◆ What this task involves:
Show every line in the entries below where the word "下列说法正确的是" appears.

━━━━━ Raw data ━━━━━

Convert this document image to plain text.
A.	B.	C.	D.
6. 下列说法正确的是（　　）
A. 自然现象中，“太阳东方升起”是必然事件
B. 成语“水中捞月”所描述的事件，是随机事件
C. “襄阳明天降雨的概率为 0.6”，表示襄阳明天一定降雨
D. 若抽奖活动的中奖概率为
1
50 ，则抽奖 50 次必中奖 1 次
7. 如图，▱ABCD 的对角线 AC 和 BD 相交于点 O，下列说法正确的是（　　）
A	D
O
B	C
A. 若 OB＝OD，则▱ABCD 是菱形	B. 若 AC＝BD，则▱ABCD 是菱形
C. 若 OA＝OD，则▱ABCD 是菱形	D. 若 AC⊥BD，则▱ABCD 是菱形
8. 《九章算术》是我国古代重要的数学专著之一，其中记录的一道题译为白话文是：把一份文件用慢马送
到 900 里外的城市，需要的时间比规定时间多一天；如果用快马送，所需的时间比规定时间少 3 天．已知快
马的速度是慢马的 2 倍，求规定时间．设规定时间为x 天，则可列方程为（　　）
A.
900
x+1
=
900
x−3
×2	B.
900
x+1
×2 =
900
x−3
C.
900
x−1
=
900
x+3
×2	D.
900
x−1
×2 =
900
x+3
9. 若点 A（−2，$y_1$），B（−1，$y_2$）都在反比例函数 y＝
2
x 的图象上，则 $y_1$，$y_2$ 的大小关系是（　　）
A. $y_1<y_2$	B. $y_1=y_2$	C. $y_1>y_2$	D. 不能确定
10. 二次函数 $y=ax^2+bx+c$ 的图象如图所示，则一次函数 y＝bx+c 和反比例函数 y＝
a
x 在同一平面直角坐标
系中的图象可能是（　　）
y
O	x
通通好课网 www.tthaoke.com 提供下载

━━━━━

◆ Correct answer:
6. 下列说法正确的是（　　）
7. 如图，▱ABCD 的对角线 AC 和 BD 相交于点 O，下列说法正确的是（　　）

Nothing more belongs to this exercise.